━━━━━ SOURCE RECORDS ━━━━━
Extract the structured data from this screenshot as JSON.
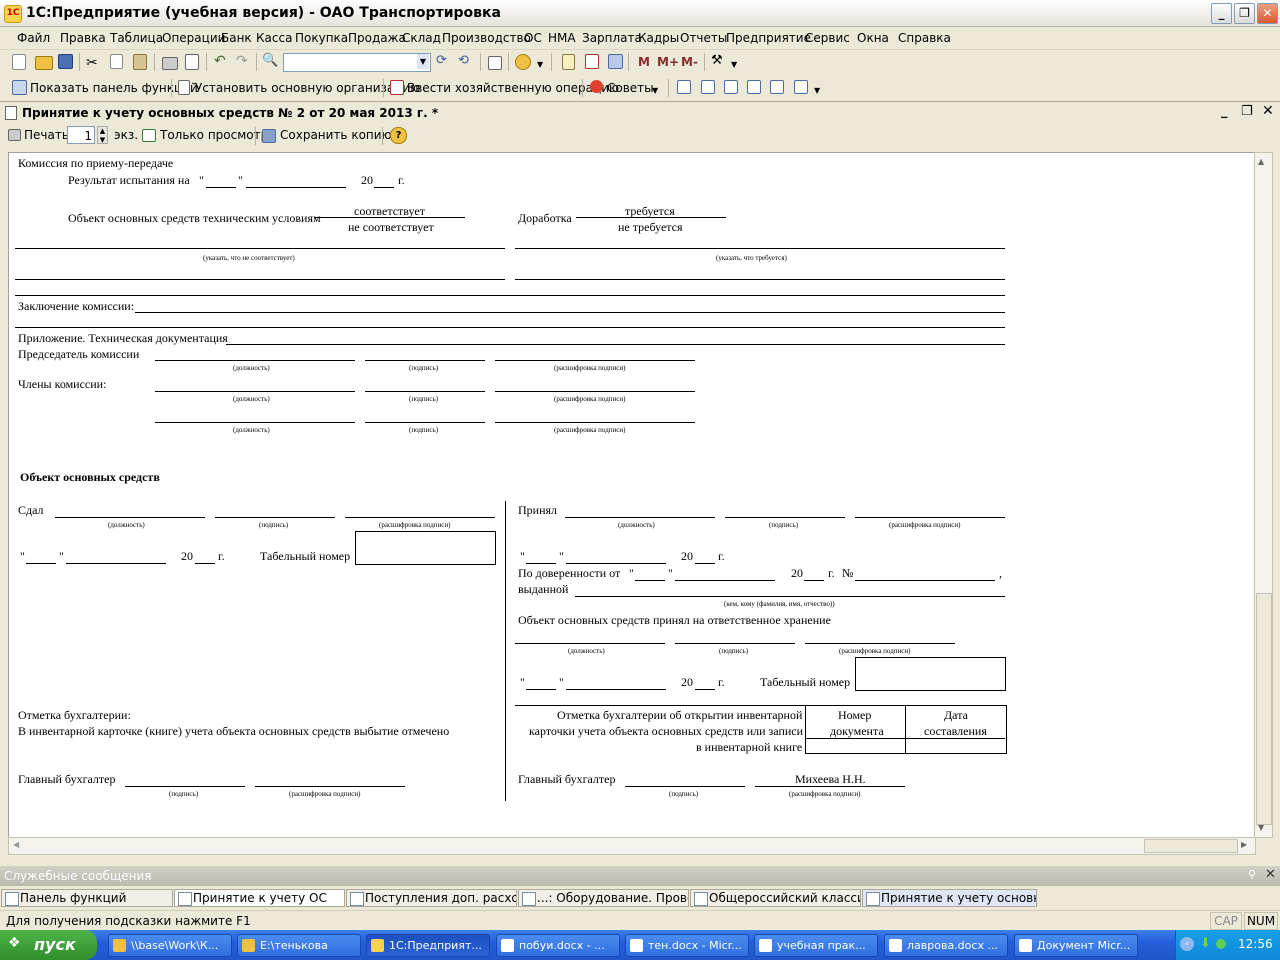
{
  "window": {
    "title": "1С:Предприятие (учебная версия) - ОАО Транспортировка",
    "logo": "1C"
  },
  "menu": [
    "Файл",
    "Правка",
    "Таблица",
    "Операции",
    "Банк",
    "Касса",
    "Покупка",
    "Продажа",
    "Склад",
    "Производство",
    "ОС",
    "НМА",
    "Зарплата",
    "Кадры",
    "Отчеты",
    "Предприятие",
    "Сервис",
    "Окна",
    "Справка"
  ],
  "toolbar2": {
    "show_panel": "Показать панель функций",
    "set_org": "Установить основную организацию",
    "enter_op": "Ввести хозяйственную операцию",
    "tips": "Советы"
  },
  "toolbar1": {
    "m": "M",
    "mplus": "M+",
    "mminus": "M-"
  },
  "doc": {
    "title": "Принятие к учету основных средств № 2 от 20 мая 2013 г. *",
    "print": "Печать",
    "copies": "1",
    "copies_unit": "экз.",
    "view_only": "Только просмотр",
    "save_copy": "Сохранить копию..."
  },
  "form": {
    "commission": "Комиссия по приему-передаче",
    "test_result": "Результат испытания на",
    "q1": "\"",
    "q2": "\"",
    "yr": "20",
    "g": "г.",
    "object_tech": "Объект основных средств техническим условиям",
    "complies": "соответствует",
    "not_complies": "не соответствует",
    "rework": "Доработка",
    "required": "требуется",
    "not_required": "не требуется",
    "hint_notcomply": "(указать, что не соответствует)",
    "hint_required": "(указать, что требуется)",
    "conclusion": "Заключение комиссии:",
    "appendix": "Приложение. Техническая документация",
    "chairman": "Председатель комиссии",
    "members": "Члены комиссии:",
    "position": "(должность)",
    "signature": "(подпись)",
    "decoding": "(расшифровка подписи)",
    "object_title": "Объект основных средств",
    "handed": "Сдал",
    "accepted": "Принял",
    "tab_number": "Табельный номер",
    "by_proxy": "По доверенности от",
    "no": "№",
    "comma": ",",
    "issued": "выданной",
    "issued_hint": "(кем, кому (фамилия, имя, отчество))",
    "custody": "Объект основных средств принял на ответственное хранение",
    "acc_mark": "Отметка бухгалтерии:",
    "acc_mark2": "В инвентарной карточке (книге) учета объекта основных средств выбытие отмечено",
    "acc_open1": "Отметка бухгалтерии об открытии инвентарной",
    "acc_open2": "карточки учета объекта основных средств или записи",
    "acc_open3": "в инвентарной книге",
    "doc_number1": "Номер",
    "doc_number2": "документа",
    "date1": "Дата",
    "date2": "составления",
    "chief_acc": "Главный бухгалтер",
    "chief_name": "Михеева Н.Н."
  },
  "messages": {
    "title": "Служебные сообщения"
  },
  "window_tabs": [
    "Панель функций",
    "Принятие к учету ОС",
    "Поступления доп. расходов",
    "...: Оборудование. Проведен",
    "Общероссийский классиф...",
    "Принятие к учету основных..."
  ],
  "status": {
    "hint": "Для получения подсказки нажмите F1",
    "cap": "CAP",
    "num": "NUM"
  },
  "taskbar": {
    "start": "пуск",
    "tasks": [
      "\\\\base\\Work\\К...",
      "E:\\тенькова",
      "1С:Предприят...",
      "побуи.docx - ...",
      "тен.docx - Micr...",
      "учебная прак...",
      "лаврова.docx ...",
      "Документ Micr..."
    ],
    "clock": "12:56"
  },
  "colors": {
    "accent": "#245edb",
    "start": "#3a9e35",
    "chrome": "#ece9d8"
  }
}
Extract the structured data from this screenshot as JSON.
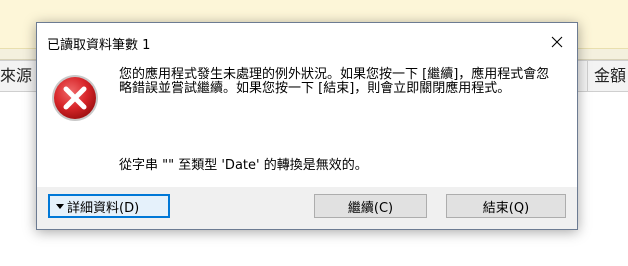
{
  "background": {
    "column_left_label": "來源",
    "column_right_label": "金額"
  },
  "dialog": {
    "title": "已讀取資料筆數 1",
    "message_line": "您的應用程式發生未處理的例外狀況。如果您按一下 [繼續]，應用程式會忽略錯誤並嘗試繼續。如果您按一下 [結束]，則會立即關閉應用程式。",
    "detail_message": "從字串 \"\" 至類型 'Date' 的轉換是無效的。",
    "buttons": {
      "details_label": "詳細資料(D)",
      "continue_label": "繼續(C)",
      "quit_label": "結束(Q)"
    },
    "icons": {
      "error": "error-icon",
      "close": "close-icon",
      "expand": "caret-down-icon"
    },
    "colors": {
      "error_red": "#d8262a",
      "focus_blue": "#0078d7"
    }
  }
}
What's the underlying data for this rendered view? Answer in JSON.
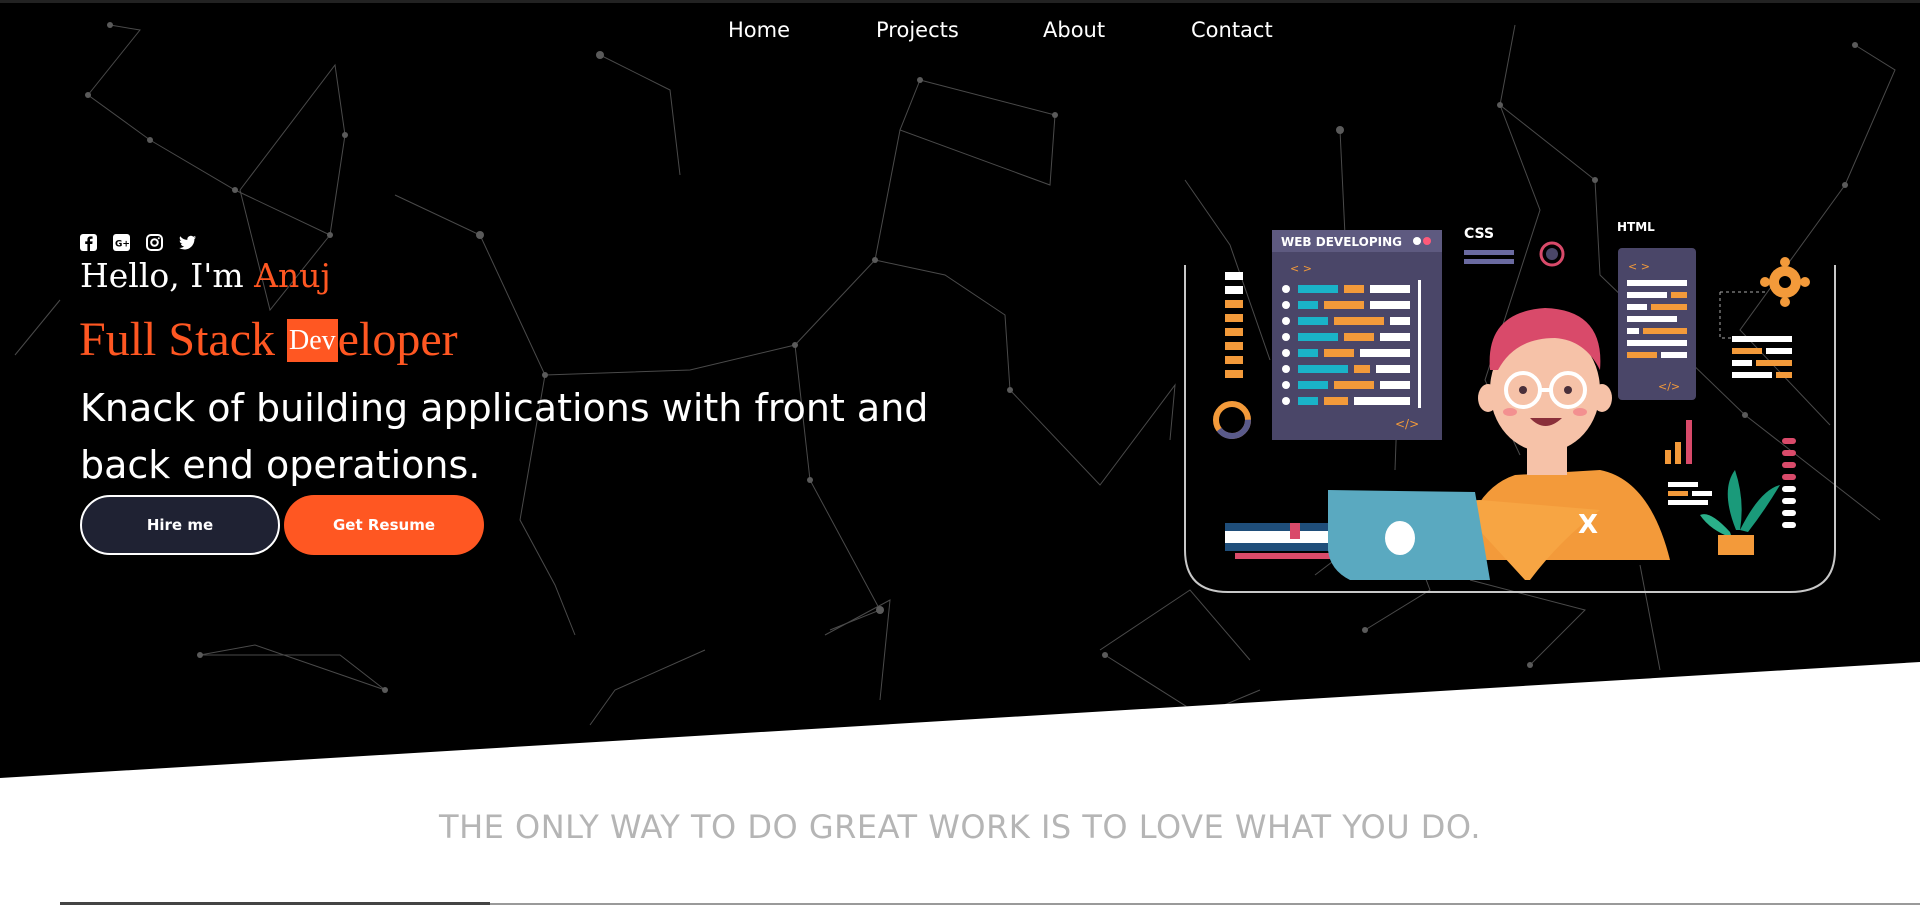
{
  "nav": {
    "home": "Home",
    "projects": "Projects",
    "about": "About",
    "contact": "Contact"
  },
  "socials": [
    "facebook-icon",
    "google-plus-icon",
    "instagram-icon",
    "twitter-icon"
  ],
  "hero": {
    "greeting": "Hello, I'm",
    "name": "Anuj",
    "role_prefix": "Full Stack ",
    "role_highlight": "Dev",
    "role_suffix": "eloper",
    "tagline": "Knack of building applications with front and back end operations.",
    "hire_label": "Hire me",
    "resume_label": "Get Resume"
  },
  "illustration": {
    "panel_title": "WEB DEVELOPING",
    "css_label": "CSS",
    "html_label": "HTML",
    "code_tag_open": "< >",
    "code_tag_close": "</>",
    "x_mark": "X"
  },
  "quote": "THE ONLY WAY TO DO GREAT WORK IS TO LOVE WHAT YOU DO.",
  "colors": {
    "accent": "#ff5722",
    "background": "#000000",
    "button_dark": "#1f2233",
    "quote": "#b5b5b5"
  }
}
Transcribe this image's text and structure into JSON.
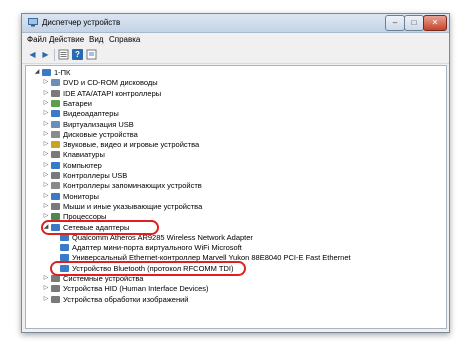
{
  "window": {
    "title": "Диспетчер устройств",
    "controls": {
      "minimize": "–",
      "maximize": "□",
      "close": "✕"
    }
  },
  "menu": [
    "Файл",
    "Действие",
    "Вид",
    "Справка"
  ],
  "toolbar": {
    "icons": [
      "back-icon",
      "forward-icon",
      "properties-icon",
      "help-icon",
      "refresh-icon"
    ]
  },
  "tree": {
    "root": "1-ПК",
    "categories": [
      "DVD и CD-ROM дисководы",
      "IDE ATA/ATAPI контроллеры",
      "Батареи",
      "Видеоадаптеры",
      "Виртуализация USB",
      "Дисковые устройства",
      "Звуковые, видео и игровые устройства",
      "Клавиатуры",
      "Компьютер",
      "Контроллеры USB",
      "Контроллеры запоминающих устройств",
      "Мониторы",
      "Мыши и иные указывающие устройства",
      "Процессоры",
      "Сетевые адаптеры"
    ],
    "network_children": [
      "Qualcomm Atheros AR9285 Wireless Network Adapter",
      "Адаптер мини-порта виртуального WiFi Microsoft",
      "Универсальный Ethernet-контроллер Marvell Yukon 88E8040 PCI-E Fast Ethernet",
      "Устройство Bluetooth (протокол RFCOMM TDI)"
    ],
    "after": [
      "Системные устройства",
      "Устройства HID (Human Interface Devices)",
      "Устройства обработки изображений"
    ]
  },
  "colors": {
    "highlight": "#e02020",
    "title_gradient_top": "#dbe6f3"
  }
}
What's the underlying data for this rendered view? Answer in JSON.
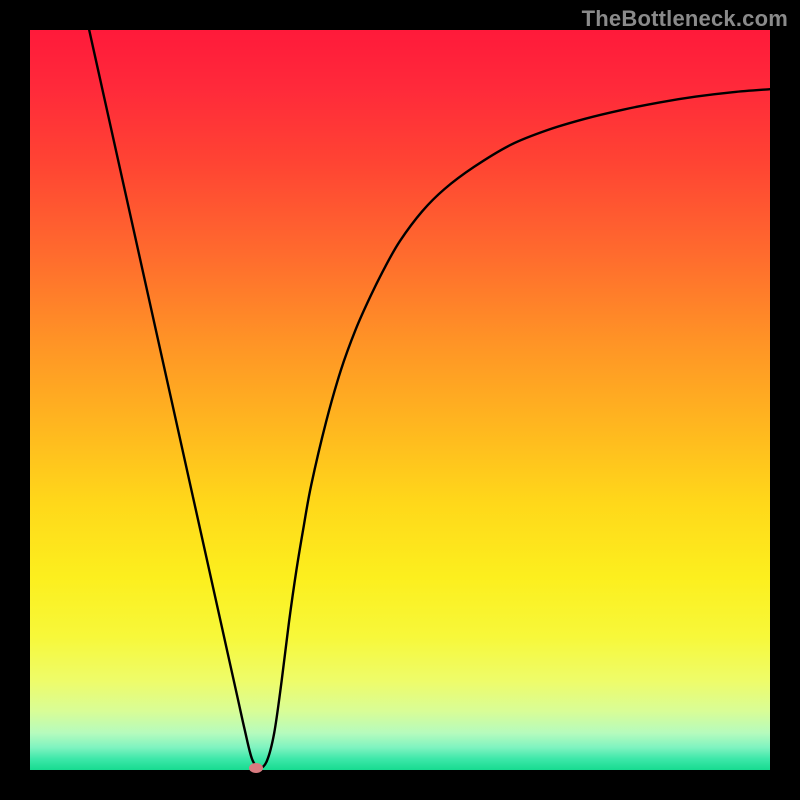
{
  "watermark": "TheBottleneck.com",
  "colors": {
    "frame": "#000000",
    "curve": "#000000",
    "marker": "#d97b80"
  },
  "chart_data": {
    "type": "line",
    "title": "",
    "xlabel": "",
    "ylabel": "",
    "xlim": [
      0,
      100
    ],
    "ylim": [
      0,
      100
    ],
    "grid": false,
    "legend": false,
    "series": [
      {
        "name": "curve",
        "x": [
          8,
          10,
          12,
          14,
          16,
          18,
          20,
          22,
          24,
          26,
          28,
          29,
          30,
          31,
          32,
          33,
          34,
          35,
          36,
          37,
          38,
          40,
          42,
          44,
          46,
          48,
          50,
          53,
          56,
          60,
          65,
          70,
          75,
          80,
          85,
          90,
          95,
          100
        ],
        "y": [
          100,
          91,
          82,
          73,
          64,
          55,
          46,
          37,
          28,
          19,
          10,
          5.5,
          1.5,
          0.3,
          1.2,
          5,
          12,
          20,
          27,
          33,
          38.5,
          47,
          54,
          59.5,
          64,
          68,
          71.5,
          75.5,
          78.5,
          81.5,
          84.5,
          86.5,
          88,
          89.2,
          90.2,
          91,
          91.6,
          92
        ]
      }
    ],
    "marker": {
      "x": 30.5,
      "y": 0.3
    }
  }
}
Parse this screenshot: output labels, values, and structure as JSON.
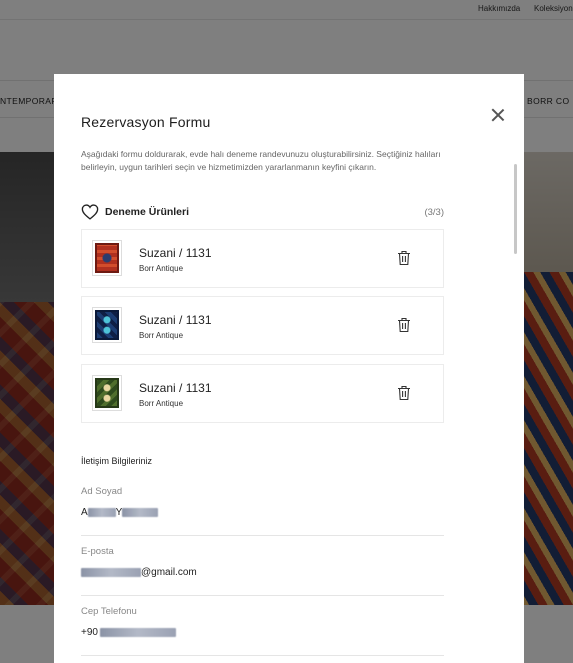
━━━━━
▶ _AIM_
Copy and report every line where the word "Принятие" is present.

▶ _SOLUTION TO THIS PROBLEM_
    "title": "Принятие к учету основных средств № 2 от 20 мая 2013 г. *",
    "Принятие к учету ОС",
    "Принятие к учету основных..."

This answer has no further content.